# [Problem details]
Skip every picture and transcribe the remaining material exactly.
-------- Information supplied --------
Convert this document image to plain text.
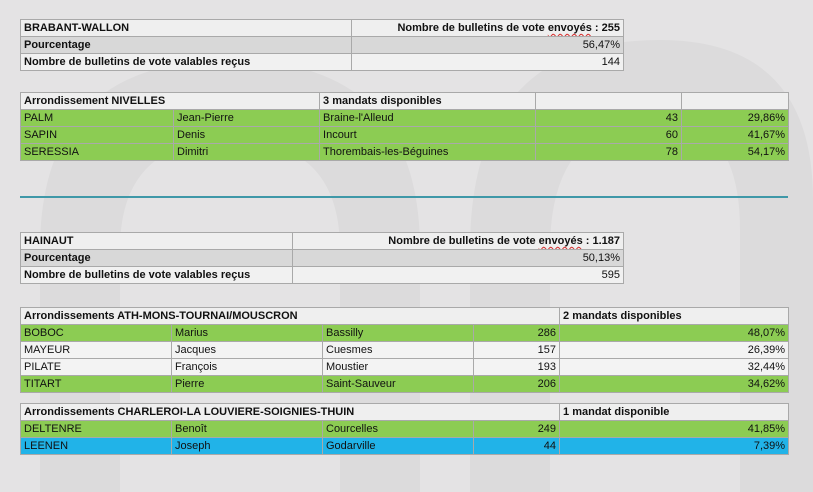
BRABANT-WALLON	Nombre de bulletins de vote envoyés : 255
Pourcentage	56,47%
Nombre de bulletins de vote valables reçus	144
Arrondissement NIVELLES		3 mandats disponibles		
PALM	Jean-Pierre	Braine-l'Alleud	43	29,86%
SAPIN	Denis	Incourt	60	41,67%
SERESSIA	Dimitri	Thorembais-les-Béguines	78	54,17%
HAINAUT	Nombre de bulletins de vote envoyés : 1.187
Pourcentage	50,13%
Nombre de bulletins de vote valables reçus	595
Arrondissements ATH-MONS-TOURNAI/MOUSCRON				2 mandats disponibles
BOBOC	Marius	Bassilly	286	48,07%
MAYEUR	Jacques	Cuesmes	157	26,39%
PILATE	François	Moustier	193	32,44%
TITART	Pierre	Saint-Sauveur	206	34,62%
Arrondissements CHARLEROI-LA LOUVIERE-SOIGNIES-THUIN				1 mandat disponible
DELTENRE	Benoît	Courcelles	249	41,85%
LEENEN	Joseph	Godarville	44	7,39%
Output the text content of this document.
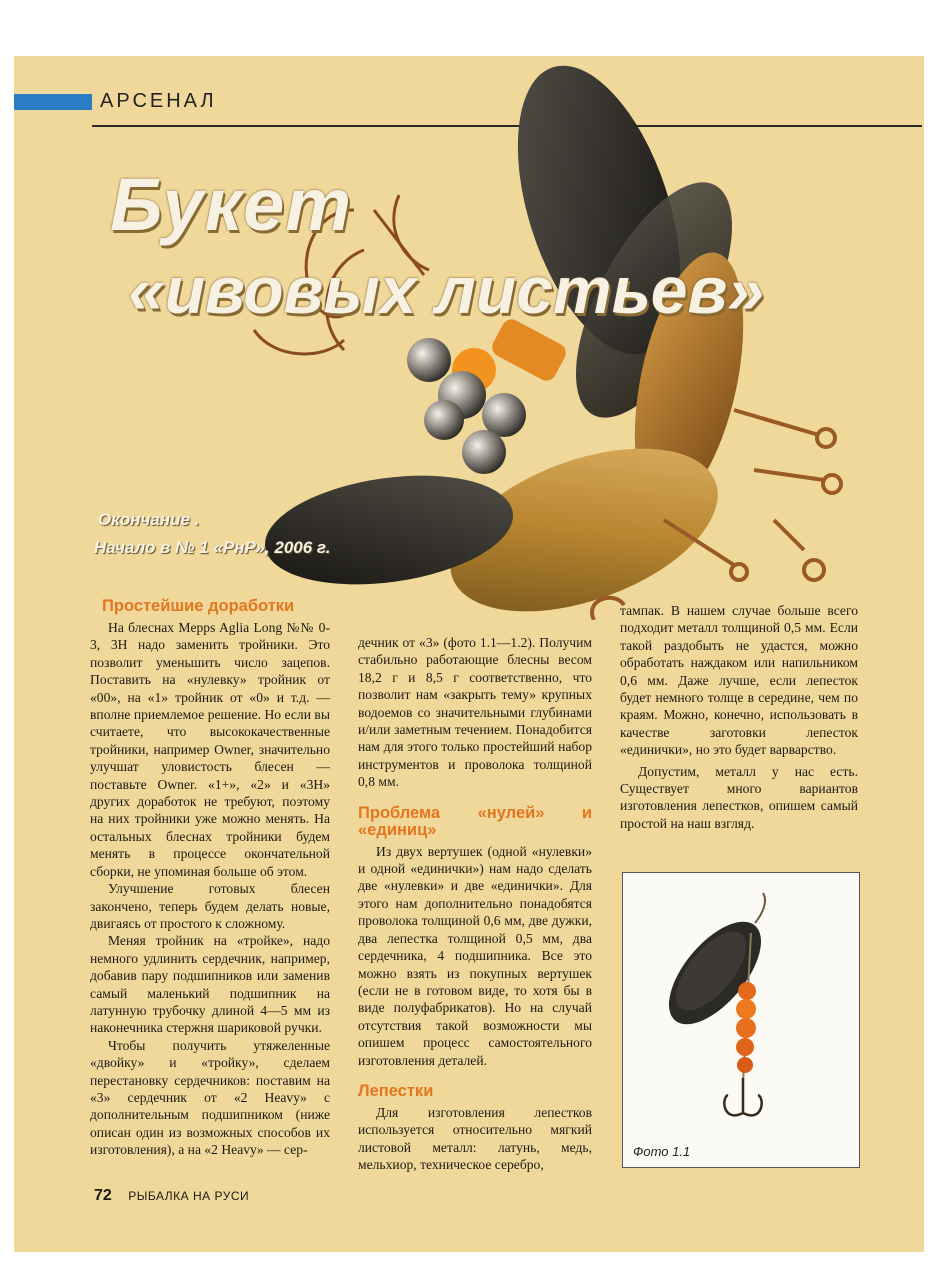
АРСЕНАЛ
Букет
«ивовых листьев»
Окончание .
Начало в № 1 «РнР», 2006 г.
Простейшие доработки

На блеснах Mepps Aglia Long №№ 0-3, 3Н надо заменить тройники. Это позволит уменьшить число зацепов. Поставить на «нулевку» тройник от «00», на «1» тройник от «0» и т.д. — вполне приемлемое решение. Но если вы считаете, что высококачественные тройники, например Owner, значительно улучшат уловистость блесен — поставьте Owner. «1+», «2» и «3Н» других доработок не требуют, поэтому на них тройники уже можно менять. На остальных блеснах тройники будем менять в процессе окончательной сборки, не упоминая больше об этом.

Улучшение готовых блесен закончено, теперь будем делать новые, двигаясь от простого к сложному.

Меняя тройник на «тройке», надо немного удлинить сердечник, например, добавив пару подшипников или заменив самый маленький подшипник на латунную трубочку длиной 4—5 мм из наконечника стержня шариковой ручки.

Чтобы получить утяжеленные «двойку» и «тройку», сделаем перестановку сердечников: поставим на «3» сердечник от «2 Heavy» с дополнительным подшипником (ниже описан один из возможных способов их изготовления), а на «2 Heavy» — сер-

дечник от «3» (фото 1.1—1.2). Получим стабильно работающие блесны весом 18,2 г и 8,5 г соответственно, что позволит нам «закрыть тему» крупных водоемов со значительными глубинами и/или заметным течением. Понадобится нам для этого только простейший набор инструментов и проволока толщиной 0,8 мм.

Проблема «нулей» и «единиц»

Из двух вертушек (одной «нулевки» и одной «единички») нам надо сделать две «нулевки» и две «единички». Для этого нам дополнительно понадобятся проволока толщиной 0,6 мм, две дужки, два лепестка толщиной 0,5 мм, два сердечника, 4 подшипника. Все это можно взять из покупных вертушек (если не в готовом виде, то хотя бы в виде полуфабрикатов). Но на случай отсутствия такой возможности мы опишем процесс самостоятельного изготовления деталей.

Лепестки

Для изготовления лепестков используется относительно мягкий листовой металл: латунь, медь, мельхиор, техническое серебро,

тампак. В нашем случае больше всего подходит металл толщиной 0,5 мм. Если такой раздобыть не удастся, можно обработать наждаком или напильником 0,6 мм. Даже лучше, если лепесток будет немного толще в середине, чем по краям. Можно, конечно, использовать в качестве заготовки лепесток «единички», но это будет варварство.

Допустим, металл у нас есть. Существует много вариантов изготовления лепестков, опишем самый простой на наш взгляд.

Фото 1.1
72 РЫБАЛКА НА РУСИ
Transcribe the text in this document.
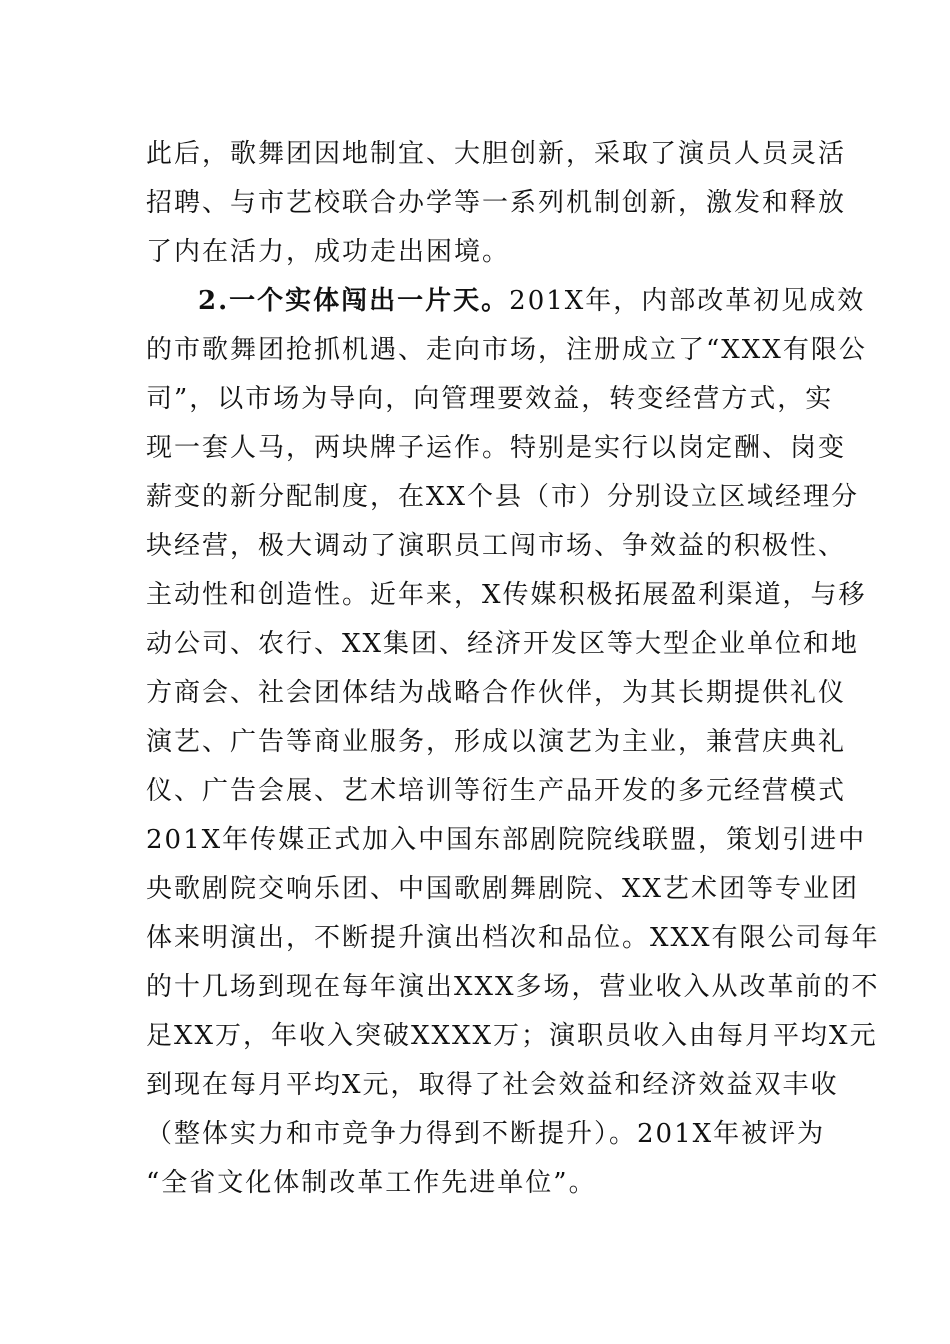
此后，歌舞团因地制宜、大胆创新，采取了演员人员灵活
招聘、与市艺校联合办学等一系列机制创新，激发和释放
了内在活力，成功走出困境。
2.一个实体闯出一片天。201X年，内部改革初见成效
的市歌舞团抢抓机遇、走向市场，注册成立了“XXX有限公
司”，以市场为导向，向管理要效益，转变经营方式，实
现一套人马，两块牌子运作。特别是实行以岗定酬、岗变
薪变的新分配制度，在XX个县（市）分别设立区域经理分
块经营，极大调动了演职员工闯市场、争效益的积极性、
主动性和创造性。近年来，X传媒积极拓展盈利渠道，与移
动公司、农行、XX集团、经济开发区等大型企业单位和地
方商会、社会团体结为战略合作伙伴，为其长期提供礼仪
演艺、广告等商业服务，形成以演艺为主业，兼营庆典礼
仪、广告会展、艺术培训等衍生产品开发的多元经营模式
201X年传媒正式加入中国东部剧院院线联盟，策划引进中
央歌剧院交响乐团、中国歌剧舞剧院、XX艺术团等专业团
体来明演出，不断提升演出档次和品位。XXX有限公司每年
的十几场到现在每年演出XXX多场，营业收入从改革前的不
足XX万，年收入突破XXXX万；演职员收入由每月平均X元
到现在每月平均X元，取得了社会效益和经济效益双丰收
（整体实力和市竞争力得到不断提升）。201X年被评为
“全省文化体制改革工作先进单位”。
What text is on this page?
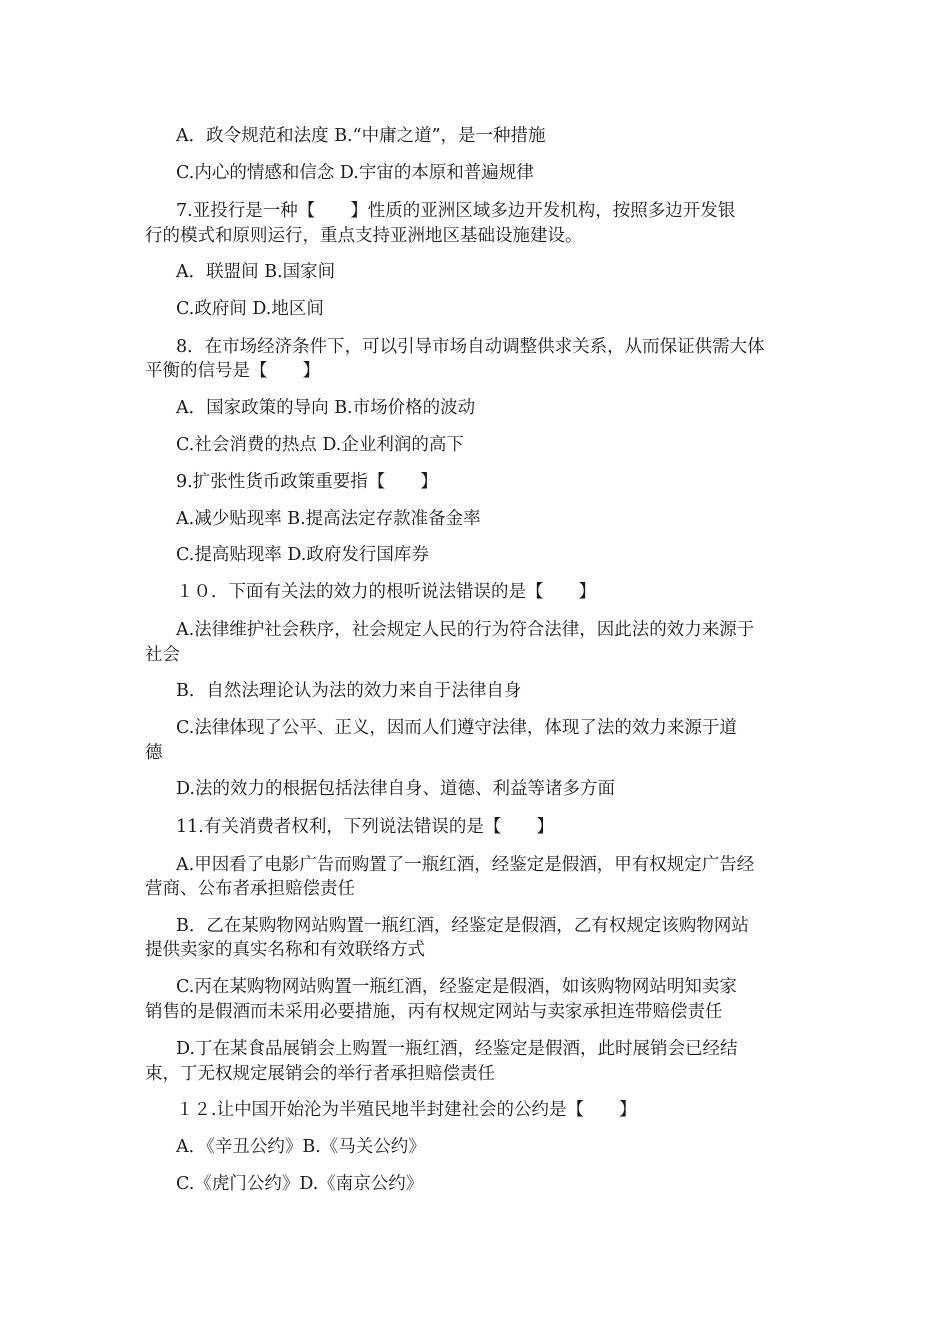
A．政令规范和法度 B.“中庸之道”，是一种措施
C.内心的情感和信念 D.宇宙的本原和普遍规律
7.亚投行是一种【　　】性质的亚洲区域多边开发机构，按照多边开发银
行的模式和原则运行，重点支持亚洲地区基础设施建设。
A．联盟间 B.国家间
C.政府间 D.地区间
8．在市场经济条件下，可以引导市场自动调整供求关系，从而保证供需大体
平衡的信号是【　　】
A．国家政策的导向 B.市场价格的波动
C.社会消费的热点 D.企业利润的高下
9.扩张性货币政策重要指【　　】
A.减少贴现率 B.提高法定存款准备金率
C.提高贴现率 D.政府发行国库券
１０．下面有关法的效力的根听说法错误的是【　　】
A.法律维护社会秩序，社会规定人民的行为符合法律，因此法的效力来源于
社会
B．自然法理论认为法的效力来自于法律自身
C.法律体现了公平、正义，因而人们遵守法律，体现了法的效力来源于道
德
D.法的效力的根据包括法律自身、道德、利益等诸多方面
11.有关消费者权利，下列说法错误的是【　　】
A.甲因看了电影广告而购置了一瓶红酒，经鉴定是假酒，甲有权规定广告经
营商、公布者承担赔偿责任
B．乙在某购物网站购置一瓶红酒，经鉴定是假酒，乙有权规定该购物网站
提供卖家的真实名称和有效联络方式
C.丙在某购物网站购置一瓶红酒，经鉴定是假酒，如该购物网站明知卖家
销售的是假酒而未采用必要措施，丙有权规定网站与卖家承担连带赔偿责任
D.丁在某食品展销会上购置一瓶红酒，经鉴定是假酒，此时展销会已经结
束，丁无权规定展销会的举行者承担赔偿责任
１２.让中国开始沦为半殖民地半封建社会的公约是【　　】
A．《辛丑公约》B.《马关公约》
C.《虎门公约》D.《南京公约》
--------
# [Response to this exercise]
Convert this document image to plain text.
BRABANT-WALLON	Nombre de bulletins de vote envoyés : 255
Pourcentage	56,47%
Nombre de bulletins de vote valables reçus	144
Arrondissement NIVELLES		3 mandats disponibles		
PALM	Jean-Pierre	Braine-l'Alleud	43	29,86%
SAPIN	Denis	Incourt	60	41,67%
SERESSIA	Dimitri	Thorembais-les-Béguines	78	54,17%
HAINAUT	Nombre de bulletins de vote envoyés : 1.187
Pourcentage	50,13%
Nombre de bulletins de vote valables reçus	595
Arrondissements ATH-MONS-TOURNAI/MOUSCRON				2 mandats disponibles
BOBOC	Marius	Bassilly	286	48,07%
MAYEUR	Jacques	Cuesmes	157	26,39%
PILATE	François	Moustier	193	32,44%
TITART	Pierre	Saint-Sauveur	206	34,62%
Arrondissements CHARLEROI-LA LOUVIERE-SOIGNIES-THUIN				1 mandat disponible
DELTENRE	Benoît	Courcelles	249	41,85%
LEENEN	Joseph	Godarville	44	7,39%
Output the text content of this document.
АРСЕНАЛ
Букет
«ивовых листьев»
Окончание .
Начало в № 1 «РнР», 2006 г.
Простейшие доработки

На блеснах Mepps Aglia Long №№ 0-3, 3Н надо заменить тройники. Это позволит уменьшить число зацепов. Поставить на «нулевку» тройник от «00», на «1» тройник от «0» и т.д. — вполне приемлемое решение. Но если вы считаете, что высококачественные тройники, например Owner, значительно улучшат уловистость блесен — поставьте Owner. «1+», «2» и «3Н» других доработок не требуют, поэтому на них тройники уже можно менять. На остальных блеснах тройники будем менять в процессе окончательной сборки, не упоминая больше об этом.

Улучшение готовых блесен закончено, теперь будем делать новые, двигаясь от простого к сложному.

Меняя тройник на «тройке», надо немного удлинить сердечник, например, добавив пару подшипников или заменив самый маленький подшипник на латунную трубочку длиной 4—5 мм из наконечника стержня шариковой ручки.

Чтобы получить утяжеленные «двойку» и «тройку», сделаем перестановку сердечников: поставим на «3» сердечник от «2 Heavy» с дополнительным подшипником (ниже описан один из возможных способов их изготовления), а на «2 Heavy» — сер-

дечник от «3» (фото 1.1—1.2). Получим стабильно работающие блесны весом 18,2 г и 8,5 г соответственно, что позволит нам «закрыть тему» крупных водоемов со значительными глубинами и/или заметным течением. Понадобится нам для этого только простейший набор инструментов и проволока толщиной 0,8 мм.

Проблема «нулей» и «единиц»

Из двух вертушек (одной «нулевки» и одной «единички») нам надо сделать две «нулевки» и две «единички». Для этого нам дополнительно понадобятся проволока толщиной 0,6 мм, две дужки, два лепестка толщиной 0,5 мм, два сердечника, 4 подшипника. Все это можно взять из покупных вертушек (если не в готовом виде, то хотя бы в виде полуфабрикатов). Но на случай отсутствия такой возможности мы опишем процесс самостоятельного изготовления деталей.

Лепестки

Для изготовления лепестков используется относительно мягкий листовой металл: латунь, медь, мельхиор, техническое серебро,

тампак. В нашем случае больше всего подходит металл толщиной 0,5 мм. Если такой раздобыть не удастся, можно обработать наждаком или напильником 0,6 мм. Даже лучше, если лепесток будет немного толще в середине, чем по краям. Можно, конечно, использовать в качестве заготовки лепесток «единички», но это будет варварство.

Допустим, металл у нас есть. Существует много вариантов изготовления лепестков, опишем самый простой на наш взгляд.

Фото 1.1
72 РЫБАЛКА НА РУСИ
Transcribe the text in this document.
此后，歌舞团因地制宜、大胆创新，采取了演员人员灵活
招聘、与市艺校联合办学等一系列机制创新，激发和释放
了内在活力，成功走出困境。
2.一个实体闯出一片天。201X年，内部改革初见成效
的市歌舞团抢抓机遇、走向市场，注册成立了“XXX有限公
司”，以市场为导向，向管理要效益，转变经营方式，实
现一套人马，两块牌子运作。特别是实行以岗定酬、岗变
薪变的新分配制度，在XX个县（市）分别设立区域经理分
块经营，极大调动了演职员工闯市场、争效益的积极性、
主动性和创造性。近年来，X传媒积极拓展盈利渠道，与移
动公司、农行、XX集团、经济开发区等大型企业单位和地
方商会、社会团体结为战略合作伙伴，为其长期提供礼仪
演艺、广告等商业服务，形成以演艺为主业，兼营庆典礼
仪、广告会展、艺术培训等衍生产品开发的多元经营模式
201X年传媒正式加入中国东部剧院院线联盟，策划引进中
央歌剧院交响乐团、中国歌剧舞剧院、XX艺术团等专业团
体来明演出，不断提升演出档次和品位。XXX有限公司每年
的十几场到现在每年演出XXX多场，营业收入从改革前的不
足XX万，年收入突破XXXX万；演职员收入由每月平均X元
到现在每月平均X元，取得了社会效益和经济效益双丰收
（整体实力和市竞争力得到不断提升）。201X年被评为
“全省文化体制改革工作先进单位”。
What text is on this page?
A．政令规范和法度 B.“中庸之道”，是一种措施
C.内心的情感和信念 D.宇宙的本原和普遍规律
7.亚投行是一种【　　】性质的亚洲区域多边开发机构，按照多边开发银
行的模式和原则运行，重点支持亚洲地区基础设施建设。
A．联盟间 B.国家间
C.政府间 D.地区间
8．在市场经济条件下，可以引导市场自动调整供求关系，从而保证供需大体
平衡的信号是【　　】
A．国家政策的导向 B.市场价格的波动
C.社会消费的热点 D.企业利润的高下
9.扩张性货币政策重要指【　　】
A.减少贴现率 B.提高法定存款准备金率
C.提高贴现率 D.政府发行国库券
１０．下面有关法的效力的根听说法错误的是【　　】
A.法律维护社会秩序，社会规定人民的行为符合法律，因此法的效力来源于
社会
B．自然法理论认为法的效力来自于法律自身
C.法律体现了公平、正义，因而人们遵守法律，体现了法的效力来源于道
德
D.法的效力的根据包括法律自身、道德、利益等诸多方面
11.有关消费者权利，下列说法错误的是【　　】
A.甲因看了电影广告而购置了一瓶红酒，经鉴定是假酒，甲有权规定广告经
营商、公布者承担赔偿责任
B．乙在某购物网站购置一瓶红酒，经鉴定是假酒，乙有权规定该购物网站
提供卖家的真实名称和有效联络方式
C.丙在某购物网站购置一瓶红酒，经鉴定是假酒，如该购物网站明知卖家
销售的是假酒而未采用必要措施，丙有权规定网站与卖家承担连带赔偿责任
D.丁在某食品展销会上购置一瓶红酒，经鉴定是假酒，此时展销会已经结
束，丁无权规定展销会的举行者承担赔偿责任
１２.让中国开始沦为半殖民地半封建社会的公约是【　　】
A．《辛丑公约》B.《马关公约》
C.《虎门公约》D.《南京公约》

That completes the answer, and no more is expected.